Leave out the images and repeat the listing below without a single change.

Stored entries
++++++++
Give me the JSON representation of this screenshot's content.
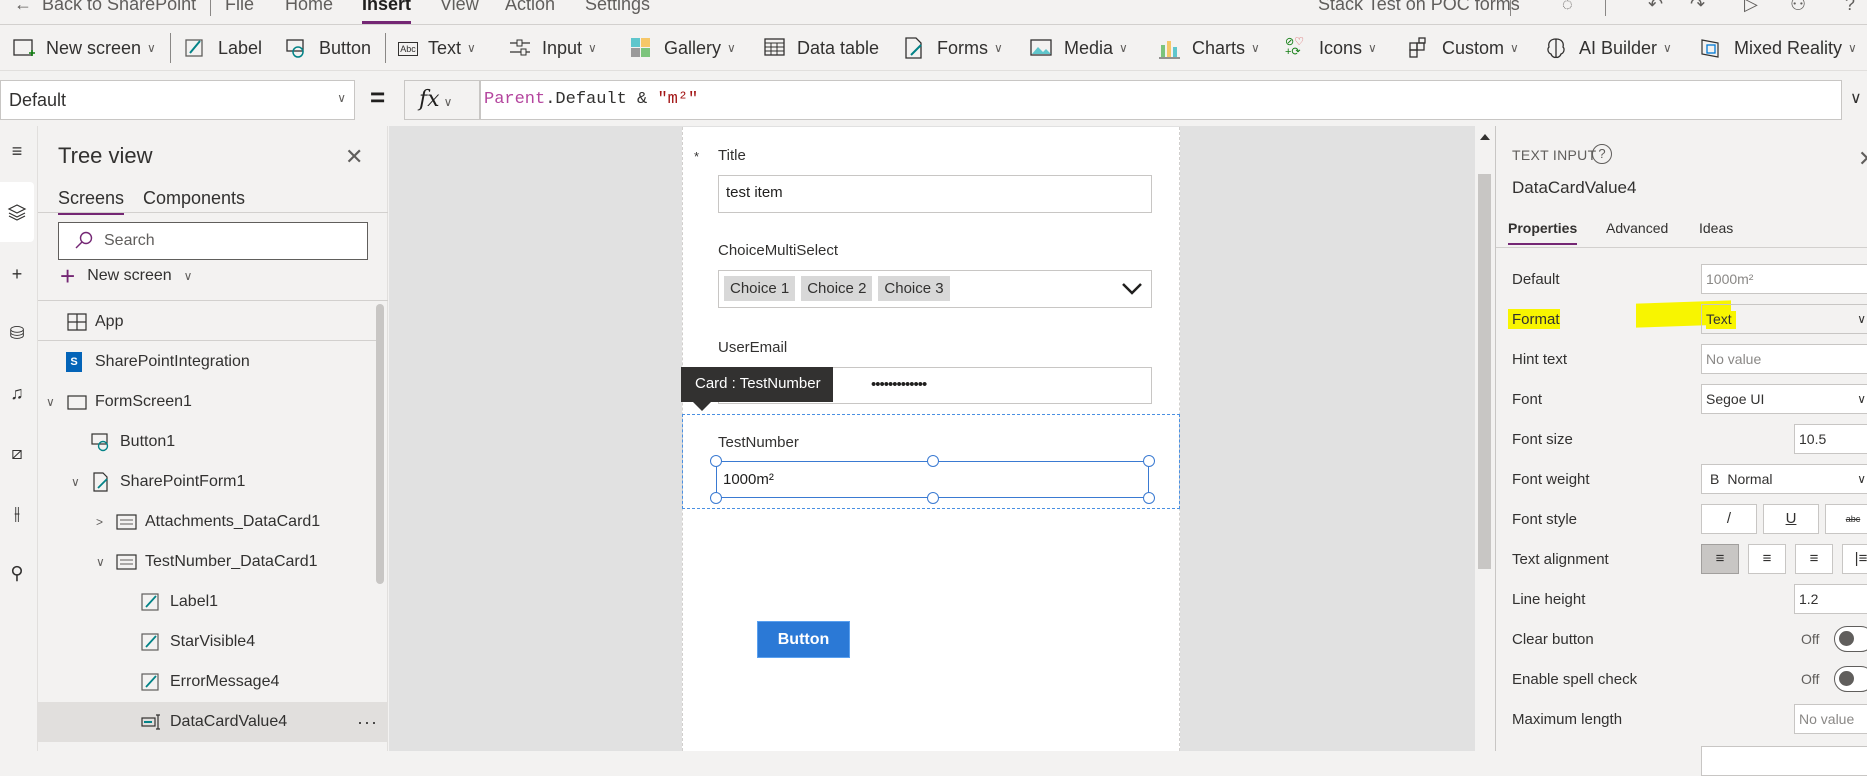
{
  "menubar": {
    "back_label": "Back to SharePoint",
    "items": [
      "File",
      "Home",
      "Insert",
      "View",
      "Action",
      "Settings"
    ],
    "active": "Insert",
    "app_title": "Stack Test on POC forms"
  },
  "toolbar": {
    "items": [
      {
        "label": "New screen",
        "icon": "new-screen-icon",
        "dropdown": true
      },
      {
        "label": "Label",
        "icon": "label-pencil-icon",
        "dropdown": false
      },
      {
        "label": "Button",
        "icon": "button-hand-icon",
        "dropdown": false
      },
      {
        "label": "Text",
        "icon": "abc-text-icon",
        "dropdown": true
      },
      {
        "label": "Input",
        "icon": "input-sliders-icon",
        "dropdown": true
      },
      {
        "label": "Gallery",
        "icon": "gallery-grid-icon",
        "dropdown": true
      },
      {
        "label": "Data table",
        "icon": "data-table-icon",
        "dropdown": false
      },
      {
        "label": "Forms",
        "icon": "forms-icon",
        "dropdown": true
      },
      {
        "label": "Media",
        "icon": "media-image-icon",
        "dropdown": true
      },
      {
        "label": "Charts",
        "icon": "charts-bar-icon",
        "dropdown": true
      },
      {
        "label": "Icons",
        "icon": "icons-icon",
        "dropdown": true
      },
      {
        "label": "Custom",
        "icon": "custom-component-icon",
        "dropdown": true
      },
      {
        "label": "AI Builder",
        "icon": "ai-brain-icon",
        "dropdown": true
      },
      {
        "label": "Mixed Reality",
        "icon": "mixed-reality-cube-icon",
        "dropdown": true
      }
    ]
  },
  "formula_bar": {
    "property": "Default",
    "fx_label": "fx",
    "formula_parts": [
      {
        "text": "Parent",
        "kind": "keyword"
      },
      {
        "text": ".Default & ",
        "kind": "plain"
      },
      {
        "text": "\"m²\"",
        "kind": "string"
      }
    ]
  },
  "tree_view": {
    "title": "Tree view",
    "tabs": [
      "Screens",
      "Components"
    ],
    "active_tab": "Screens",
    "search_placeholder": "Search",
    "new_screen_label": "New screen",
    "items": [
      {
        "label": "App",
        "icon": "app-grid-icon",
        "depth": 0,
        "expander": "none"
      },
      {
        "label": "SharePointIntegration",
        "icon": "sharepoint-icon",
        "depth": 0,
        "expander": "none"
      },
      {
        "label": "FormScreen1",
        "icon": "screen-icon",
        "depth": 0,
        "expander": "expanded"
      },
      {
        "label": "Button1",
        "icon": "button-hand-icon",
        "depth": 1,
        "expander": "none"
      },
      {
        "label": "SharePointForm1",
        "icon": "form-icon",
        "depth": 1,
        "expander": "expanded"
      },
      {
        "label": "Attachments_DataCard1",
        "icon": "datacard-icon",
        "depth": 2,
        "expander": "collapsed"
      },
      {
        "label": "TestNumber_DataCard1",
        "icon": "datacard-icon",
        "depth": 2,
        "expander": "expanded"
      },
      {
        "label": "Label1",
        "icon": "label-pencil-icon",
        "depth": 3,
        "expander": "none"
      },
      {
        "label": "StarVisible4",
        "icon": "label-pencil-icon",
        "depth": 3,
        "expander": "none"
      },
      {
        "label": "ErrorMessage4",
        "icon": "label-pencil-icon",
        "depth": 3,
        "expander": "none"
      },
      {
        "label": "DataCardValue4",
        "icon": "text-input-icon",
        "depth": 3,
        "expander": "none",
        "selected": true
      }
    ]
  },
  "form": {
    "fields": [
      {
        "label": "Title",
        "required": true,
        "value": "test item"
      },
      {
        "label": "ChoiceMultiSelect",
        "required": false,
        "chips": [
          "Choice 1",
          "Choice 2",
          "Choice 3"
        ]
      },
      {
        "label": "UserEmail",
        "required": false,
        "value": "•••••••••••••"
      },
      {
        "label": "TestNumber",
        "required": false,
        "value": "1000m²"
      }
    ],
    "tooltip": "Card : TestNumber",
    "button_label": "Button"
  },
  "properties_panel": {
    "control_type": "TEXT INPUT",
    "help_label": "?",
    "control_name": "DataCardValue4",
    "tabs": [
      "Properties",
      "Advanced",
      "Ideas"
    ],
    "active_tab": "Properties",
    "rows": {
      "default": {
        "label": "Default",
        "value": "1000m²"
      },
      "format": {
        "label": "Format",
        "value": "Text"
      },
      "hint_text": {
        "label": "Hint text",
        "placeholder": "No value"
      },
      "font": {
        "label": "Font",
        "value": "Segoe UI"
      },
      "font_size": {
        "label": "Font size",
        "value": "10.5"
      },
      "font_weight": {
        "label": "Font weight",
        "value": "Normal",
        "prefix": "B"
      },
      "font_style": {
        "label": "Font style",
        "buttons": [
          "/",
          "U",
          "abc"
        ]
      },
      "text_alignment": {
        "label": "Text alignment",
        "active": "left"
      },
      "line_height": {
        "label": "Line height",
        "value": "1.2"
      },
      "clear_button": {
        "label": "Clear button",
        "state": "Off"
      },
      "spell_check": {
        "label": "Enable spell check",
        "state": "Off"
      },
      "max_length": {
        "label": "Maximum length",
        "placeholder": "No value"
      }
    },
    "highlight_color": "#f8f500"
  }
}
++++++++
# Answer to the exercise
Give me the JSON representation of this screenshot's content.
{
  "menubar": {
    "back_label": "Back to SharePoint",
    "items": [
      "File",
      "Home",
      "Insert",
      "View",
      "Action",
      "Settings"
    ],
    "active": "Insert",
    "app_title": "Stack Test on POC forms"
  },
  "toolbar": {
    "items": [
      {
        "label": "New screen",
        "icon": "new-screen-icon",
        "dropdown": true
      },
      {
        "label": "Label",
        "icon": "label-pencil-icon",
        "dropdown": false
      },
      {
        "label": "Button",
        "icon": "button-hand-icon",
        "dropdown": false
      },
      {
        "label": "Text",
        "icon": "abc-text-icon",
        "dropdown": true
      },
      {
        "label": "Input",
        "icon": "input-sliders-icon",
        "dropdown": true
      },
      {
        "label": "Gallery",
        "icon": "gallery-grid-icon",
        "dropdown": true
      },
      {
        "label": "Data table",
        "icon": "data-table-icon",
        "dropdown": false
      },
      {
        "label": "Forms",
        "icon": "forms-icon",
        "dropdown": true
      },
      {
        "label": "Media",
        "icon": "media-image-icon",
        "dropdown": true
      },
      {
        "label": "Charts",
        "icon": "charts-bar-icon",
        "dropdown": true
      },
      {
        "label": "Icons",
        "icon": "icons-icon",
        "dropdown": true
      },
      {
        "label": "Custom",
        "icon": "custom-component-icon",
        "dropdown": true
      },
      {
        "label": "AI Builder",
        "icon": "ai-brain-icon",
        "dropdown": true
      },
      {
        "label": "Mixed Reality",
        "icon": "mixed-reality-cube-icon",
        "dropdown": true
      }
    ]
  },
  "formula_bar": {
    "property": "Default",
    "fx_label": "fx",
    "formula_parts": [
      {
        "text": "Parent",
        "kind": "keyword"
      },
      {
        "text": ".Default & ",
        "kind": "plain"
      },
      {
        "text": "\"m²\"",
        "kind": "string"
      }
    ]
  },
  "tree_view": {
    "title": "Tree view",
    "tabs": [
      "Screens",
      "Components"
    ],
    "active_tab": "Screens",
    "search_placeholder": "Search",
    "new_screen_label": "New screen",
    "items": [
      {
        "label": "App",
        "icon": "app-grid-icon",
        "depth": 0,
        "expander": "none"
      },
      {
        "label": "SharePointIntegration",
        "icon": "sharepoint-icon",
        "depth": 0,
        "expander": "none"
      },
      {
        "label": "FormScreen1",
        "icon": "screen-icon",
        "depth": 0,
        "expander": "expanded"
      },
      {
        "label": "Button1",
        "icon": "button-hand-icon",
        "depth": 1,
        "expander": "none"
      },
      {
        "label": "SharePointForm1",
        "icon": "form-icon",
        "depth": 1,
        "expander": "expanded"
      },
      {
        "label": "Attachments_DataCard1",
        "icon": "datacard-icon",
        "depth": 2,
        "expander": "collapsed"
      },
      {
        "label": "TestNumber_DataCard1",
        "icon": "datacard-icon",
        "depth": 2,
        "expander": "expanded"
      },
      {
        "label": "Label1",
        "icon": "label-pencil-icon",
        "depth": 3,
        "expander": "none"
      },
      {
        "label": "StarVisible4",
        "icon": "label-pencil-icon",
        "depth": 3,
        "expander": "none"
      },
      {
        "label": "ErrorMessage4",
        "icon": "label-pencil-icon",
        "depth": 3,
        "expander": "none"
      },
      {
        "label": "DataCardValue4",
        "icon": "text-input-icon",
        "depth": 3,
        "expander": "none",
        "selected": true
      }
    ]
  },
  "form": {
    "fields": [
      {
        "label": "Title",
        "required": true,
        "value": "test item"
      },
      {
        "label": "ChoiceMultiSelect",
        "required": false,
        "chips": [
          "Choice 1",
          "Choice 2",
          "Choice 3"
        ]
      },
      {
        "label": "UserEmail",
        "required": false,
        "value": "•••••••••••••"
      },
      {
        "label": "TestNumber",
        "required": false,
        "value": "1000m²"
      }
    ],
    "tooltip": "Card : TestNumber",
    "button_label": "Button"
  },
  "properties_panel": {
    "control_type": "TEXT INPUT",
    "help_label": "?",
    "control_name": "DataCardValue4",
    "tabs": [
      "Properties",
      "Advanced",
      "Ideas"
    ],
    "active_tab": "Properties",
    "rows": {
      "default": {
        "label": "Default",
        "value": "1000m²"
      },
      "format": {
        "label": "Format",
        "value": "Text"
      },
      "hint_text": {
        "label": "Hint text",
        "placeholder": "No value"
      },
      "font": {
        "label": "Font",
        "value": "Segoe UI"
      },
      "font_size": {
        "label": "Font size",
        "value": "10.5"
      },
      "font_weight": {
        "label": "Font weight",
        "value": "Normal",
        "prefix": "B"
      },
      "font_style": {
        "label": "Font style",
        "buttons": [
          "/",
          "U",
          "abc"
        ]
      },
      "text_alignment": {
        "label": "Text alignment",
        "active": "left"
      },
      "line_height": {
        "label": "Line height",
        "value": "1.2"
      },
      "clear_button": {
        "label": "Clear button",
        "state": "Off"
      },
      "spell_check": {
        "label": "Enable spell check",
        "state": "Off"
      },
      "max_length": {
        "label": "Maximum length",
        "placeholder": "No value"
      }
    },
    "highlight_color": "#f8f500"
  }
}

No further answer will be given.